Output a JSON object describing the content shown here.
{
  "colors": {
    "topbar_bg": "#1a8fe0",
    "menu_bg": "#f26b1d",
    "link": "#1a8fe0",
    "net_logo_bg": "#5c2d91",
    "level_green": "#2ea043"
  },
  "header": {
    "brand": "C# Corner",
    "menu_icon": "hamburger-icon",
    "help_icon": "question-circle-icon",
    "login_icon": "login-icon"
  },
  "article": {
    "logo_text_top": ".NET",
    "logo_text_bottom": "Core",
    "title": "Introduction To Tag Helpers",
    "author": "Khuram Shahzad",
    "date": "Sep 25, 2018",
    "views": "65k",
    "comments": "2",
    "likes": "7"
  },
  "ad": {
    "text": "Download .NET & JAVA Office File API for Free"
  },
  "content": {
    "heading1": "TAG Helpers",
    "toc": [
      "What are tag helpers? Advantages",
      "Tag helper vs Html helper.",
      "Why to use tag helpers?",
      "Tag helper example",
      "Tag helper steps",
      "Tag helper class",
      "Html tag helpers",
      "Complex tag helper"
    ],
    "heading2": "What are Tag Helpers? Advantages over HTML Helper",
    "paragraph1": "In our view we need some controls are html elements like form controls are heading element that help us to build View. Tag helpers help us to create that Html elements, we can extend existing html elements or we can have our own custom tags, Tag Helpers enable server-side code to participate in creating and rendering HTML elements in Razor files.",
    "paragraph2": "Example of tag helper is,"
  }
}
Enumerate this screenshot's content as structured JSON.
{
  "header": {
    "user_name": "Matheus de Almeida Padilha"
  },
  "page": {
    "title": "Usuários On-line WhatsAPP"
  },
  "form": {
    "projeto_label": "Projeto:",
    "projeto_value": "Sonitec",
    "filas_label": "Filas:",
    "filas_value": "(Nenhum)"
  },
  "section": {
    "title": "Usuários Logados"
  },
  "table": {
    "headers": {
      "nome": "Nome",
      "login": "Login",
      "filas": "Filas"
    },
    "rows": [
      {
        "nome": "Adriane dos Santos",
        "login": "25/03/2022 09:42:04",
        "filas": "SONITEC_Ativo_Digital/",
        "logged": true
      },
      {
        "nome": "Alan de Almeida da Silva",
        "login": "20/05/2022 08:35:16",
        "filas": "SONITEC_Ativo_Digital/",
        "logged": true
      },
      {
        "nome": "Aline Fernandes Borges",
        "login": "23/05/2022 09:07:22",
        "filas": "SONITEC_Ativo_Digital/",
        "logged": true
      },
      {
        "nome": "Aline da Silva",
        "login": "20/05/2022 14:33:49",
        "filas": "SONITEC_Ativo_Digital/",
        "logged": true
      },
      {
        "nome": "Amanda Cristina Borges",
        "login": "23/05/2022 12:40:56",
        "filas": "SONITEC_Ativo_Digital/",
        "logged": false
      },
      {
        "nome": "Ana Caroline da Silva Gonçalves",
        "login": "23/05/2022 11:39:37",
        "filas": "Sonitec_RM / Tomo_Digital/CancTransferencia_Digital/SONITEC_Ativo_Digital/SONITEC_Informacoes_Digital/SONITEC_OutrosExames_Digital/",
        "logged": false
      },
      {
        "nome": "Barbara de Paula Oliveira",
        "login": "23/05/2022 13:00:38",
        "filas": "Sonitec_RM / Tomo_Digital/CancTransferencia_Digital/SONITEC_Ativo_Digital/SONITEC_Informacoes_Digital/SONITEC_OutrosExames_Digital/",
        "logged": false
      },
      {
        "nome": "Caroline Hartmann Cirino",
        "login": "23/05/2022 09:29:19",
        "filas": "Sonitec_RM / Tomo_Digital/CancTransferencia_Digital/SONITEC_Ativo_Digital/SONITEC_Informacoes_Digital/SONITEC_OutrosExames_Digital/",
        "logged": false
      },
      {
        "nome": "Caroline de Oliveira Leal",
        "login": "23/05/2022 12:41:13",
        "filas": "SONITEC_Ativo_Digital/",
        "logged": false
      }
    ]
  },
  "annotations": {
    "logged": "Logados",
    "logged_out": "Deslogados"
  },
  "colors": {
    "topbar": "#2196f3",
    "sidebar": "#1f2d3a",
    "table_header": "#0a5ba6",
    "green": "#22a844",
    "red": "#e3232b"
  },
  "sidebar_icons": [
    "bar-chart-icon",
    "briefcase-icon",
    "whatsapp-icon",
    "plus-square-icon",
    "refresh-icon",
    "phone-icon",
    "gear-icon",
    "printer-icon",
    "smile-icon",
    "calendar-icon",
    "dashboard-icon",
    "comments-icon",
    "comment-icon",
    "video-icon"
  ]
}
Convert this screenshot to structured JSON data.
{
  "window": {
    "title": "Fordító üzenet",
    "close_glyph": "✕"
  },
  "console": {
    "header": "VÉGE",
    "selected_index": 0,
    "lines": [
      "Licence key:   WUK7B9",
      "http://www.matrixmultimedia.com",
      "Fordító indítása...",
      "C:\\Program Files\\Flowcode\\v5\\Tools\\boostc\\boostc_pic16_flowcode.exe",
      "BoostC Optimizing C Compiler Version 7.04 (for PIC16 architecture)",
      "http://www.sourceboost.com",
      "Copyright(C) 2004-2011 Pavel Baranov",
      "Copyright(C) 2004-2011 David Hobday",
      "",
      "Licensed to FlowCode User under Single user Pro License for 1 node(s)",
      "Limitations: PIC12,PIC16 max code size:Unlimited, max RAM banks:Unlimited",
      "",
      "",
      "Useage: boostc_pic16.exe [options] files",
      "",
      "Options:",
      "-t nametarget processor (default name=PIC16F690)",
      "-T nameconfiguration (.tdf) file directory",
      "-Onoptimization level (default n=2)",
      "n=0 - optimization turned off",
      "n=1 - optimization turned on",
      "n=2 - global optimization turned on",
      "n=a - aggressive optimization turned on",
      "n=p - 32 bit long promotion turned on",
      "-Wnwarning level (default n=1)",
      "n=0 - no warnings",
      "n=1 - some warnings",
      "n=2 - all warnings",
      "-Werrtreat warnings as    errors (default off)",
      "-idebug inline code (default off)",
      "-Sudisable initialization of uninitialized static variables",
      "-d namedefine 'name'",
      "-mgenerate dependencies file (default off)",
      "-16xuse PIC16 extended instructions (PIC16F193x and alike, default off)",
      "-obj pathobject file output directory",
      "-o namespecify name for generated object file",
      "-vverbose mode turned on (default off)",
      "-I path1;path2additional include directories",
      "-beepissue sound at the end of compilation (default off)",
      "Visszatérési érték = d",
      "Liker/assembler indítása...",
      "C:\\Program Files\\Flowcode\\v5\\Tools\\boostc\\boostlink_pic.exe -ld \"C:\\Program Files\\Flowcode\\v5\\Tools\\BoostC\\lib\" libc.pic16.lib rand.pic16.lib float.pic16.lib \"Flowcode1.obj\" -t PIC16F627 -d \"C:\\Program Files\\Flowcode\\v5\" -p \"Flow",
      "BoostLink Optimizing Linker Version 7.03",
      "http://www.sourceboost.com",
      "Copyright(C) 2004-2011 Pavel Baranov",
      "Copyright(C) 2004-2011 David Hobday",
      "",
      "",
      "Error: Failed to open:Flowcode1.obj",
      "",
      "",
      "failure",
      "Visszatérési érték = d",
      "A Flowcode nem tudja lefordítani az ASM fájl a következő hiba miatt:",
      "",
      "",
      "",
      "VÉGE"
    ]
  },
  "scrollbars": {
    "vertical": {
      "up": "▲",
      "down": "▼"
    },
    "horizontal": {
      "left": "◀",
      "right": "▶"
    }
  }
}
══════
Count every line bearing the word "indítása"; report the total only.

Solution to this task: 2